## TASK
Report the count of lines holding "Thick" in the records, with no other words.

— START DATASET ROWS —

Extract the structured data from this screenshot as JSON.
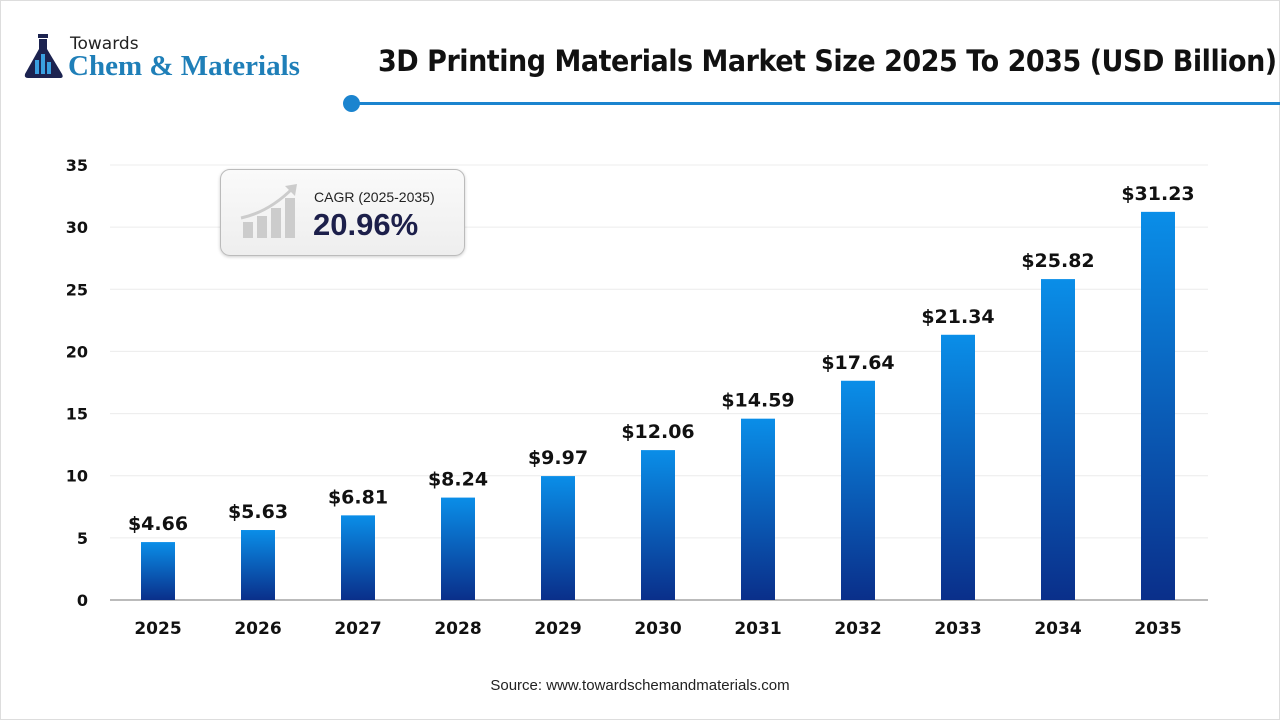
{
  "logo": {
    "line1": "Towards",
    "line2": "Chem & Materials"
  },
  "title": "3D Printing Materials Market Size 2025 To 2035 (USD Billion)",
  "cagr": {
    "label": "CAGR (2025-2035)",
    "value": "20.96%",
    "icon": "growth-chart-icon"
  },
  "source": "Source: www.towardschemandmaterials.com",
  "colors": {
    "bar_top": "#0a8ee8",
    "bar_bottom": "#0a2f8a",
    "accent": "#1b84cf"
  },
  "chart_data": {
    "type": "bar",
    "categories": [
      "2025",
      "2026",
      "2027",
      "2028",
      "2029",
      "2030",
      "2031",
      "2032",
      "2033",
      "2034",
      "2035"
    ],
    "values": [
      4.66,
      5.63,
      6.81,
      8.24,
      9.97,
      12.06,
      14.59,
      17.64,
      21.34,
      25.82,
      31.23
    ],
    "data_labels": [
      "$4.66",
      "$5.63",
      "$6.81",
      "$8.24",
      "$9.97",
      "$12.06",
      "$14.59",
      "$17.64",
      "$21.34",
      "$25.82",
      "$31.23"
    ],
    "yticks": [
      0,
      5,
      10,
      15,
      20,
      25,
      30,
      35
    ],
    "ylim": [
      0,
      35
    ],
    "grid": true,
    "title": "3D Printing Materials Market Size 2025 To 2035 (USD Billion)"
  }
}
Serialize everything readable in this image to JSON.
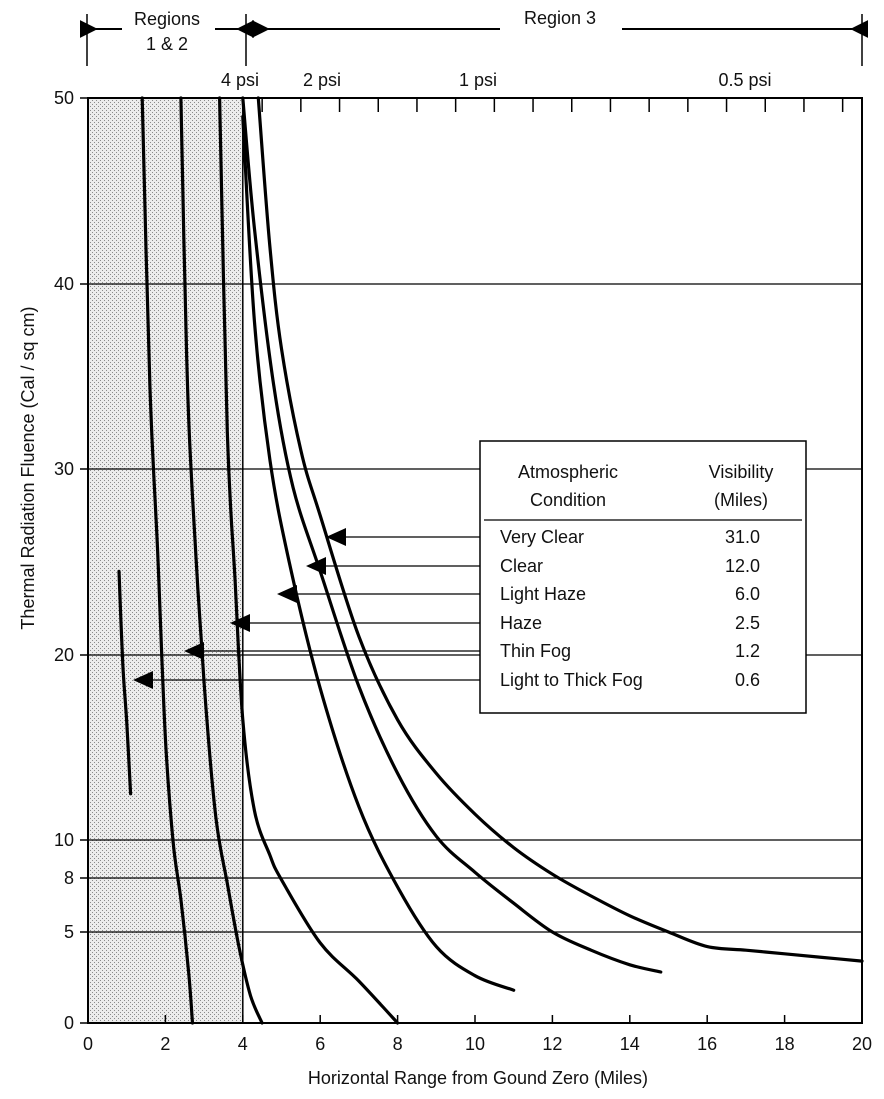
{
  "chart_data": {
    "type": "line",
    "title": "",
    "xlabel": "Horizontal Range from Gound Zero (Miles)",
    "ylabel": "Thermal Radiation Fluence (Cal / sq cm)",
    "xlim": [
      0,
      20
    ],
    "ylim": [
      0,
      50
    ],
    "x_ticks": [
      0,
      2,
      4,
      6,
      8,
      10,
      12,
      14,
      16,
      18,
      20
    ],
    "y_ticks": [
      0,
      5,
      8,
      10,
      20,
      30,
      40,
      50
    ],
    "y_axis_scale": "nonlinear (0, 5, 8, 10, 20, 30, 40, 50)",
    "grid": "horizontal lines at y ticks",
    "shaded_region": {
      "x_range": [
        0,
        4
      ],
      "label": "Regions 1 & 2",
      "fill": "stippled gray"
    },
    "top_annotations": {
      "region_left": {
        "line1": "Regions",
        "line2": "1 & 2"
      },
      "region_right": "Region 3",
      "psi_labels": [
        "4 psi",
        "2 psi",
        "1 psi",
        "0.5 psi"
      ]
    },
    "legend": {
      "placement": "center-right",
      "header_condition_1": "Atmospheric",
      "header_condition_2": "Condition",
      "header_visibility_1": "Visibility",
      "header_visibility_2": "(Miles)",
      "rows": [
        {
          "condition": "Very Clear",
          "visibility": "31.0"
        },
        {
          "condition": "Clear",
          "visibility": "12.0"
        },
        {
          "condition": "Light Haze",
          "visibility": "6.0"
        },
        {
          "condition": "Haze",
          "visibility": "2.5"
        },
        {
          "condition": "Thin Fog",
          "visibility": "1.2"
        },
        {
          "condition": "Light to Thick Fog",
          "visibility": "0.6"
        }
      ]
    },
    "series": [
      {
        "name": "Very Clear",
        "x": [
          4.4,
          4.7,
          5.0,
          5.5,
          6.0,
          7.0,
          8.0,
          9.0,
          10.0,
          11.0,
          12.0,
          13.0,
          14.0,
          15.0,
          16.0,
          17.0,
          18.0,
          19.0,
          20.0
        ],
        "y": [
          50,
          42,
          36.5,
          31,
          27.5,
          21,
          16.5,
          13.6,
          11.4,
          9.6,
          8.2,
          7.0,
          5.9,
          5.0,
          4.2,
          4.0,
          3.8,
          3.6,
          3.4
        ]
      },
      {
        "name": "Clear",
        "x": [
          4.0,
          4.3,
          4.8,
          5.3,
          6.0,
          7.0,
          8.0,
          9.0,
          10.0,
          11.0,
          12.0,
          13.0,
          14.0,
          14.8
        ],
        "y": [
          50,
          43,
          34.5,
          29,
          24.5,
          18.3,
          13.6,
          10.2,
          8.3,
          6.6,
          5.0,
          4.0,
          3.2,
          2.8
        ]
      },
      {
        "name": "Light Haze",
        "x": [
          4.0,
          4.3,
          4.7,
          5.2,
          6.0,
          7.0,
          8.0,
          9.0,
          10.0,
          11.0
        ],
        "y": [
          49,
          38,
          30.5,
          25,
          18.2,
          11.8,
          7.5,
          4.2,
          2.6,
          1.8
        ]
      },
      {
        "name": "Haze",
        "x": [
          3.4,
          3.6,
          3.8,
          4.0,
          4.3,
          4.7,
          5.0,
          6.0,
          7.0,
          8.0
        ],
        "y": [
          50,
          32,
          24,
          16.5,
          11.6,
          9.2,
          7.9,
          4.4,
          2.3,
          0
        ]
      },
      {
        "name": "Thin Fog",
        "x": [
          2.4,
          2.55,
          2.7,
          3.0,
          3.3,
          3.6,
          3.9,
          4.2,
          4.5
        ],
        "y": [
          50,
          36,
          28.5,
          18.5,
          11.3,
          7.7,
          4.2,
          1.5,
          0
        ]
      },
      {
        "name": "Light to Thick Fog",
        "x": [
          1.4,
          1.6,
          1.8,
          2.0,
          2.2,
          2.4,
          2.6,
          2.7
        ],
        "y": [
          50,
          34.5,
          25.5,
          15.5,
          9.9,
          6.8,
          2.8,
          0
        ]
      },
      {
        "name": "",
        "x": [
          0.8,
          0.9,
          1.0,
          1.1
        ],
        "y": [
          24.5,
          19.5,
          16.4,
          12.5
        ]
      }
    ]
  }
}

— END DATASET ROWS —

## EXERCISE ANSWER
2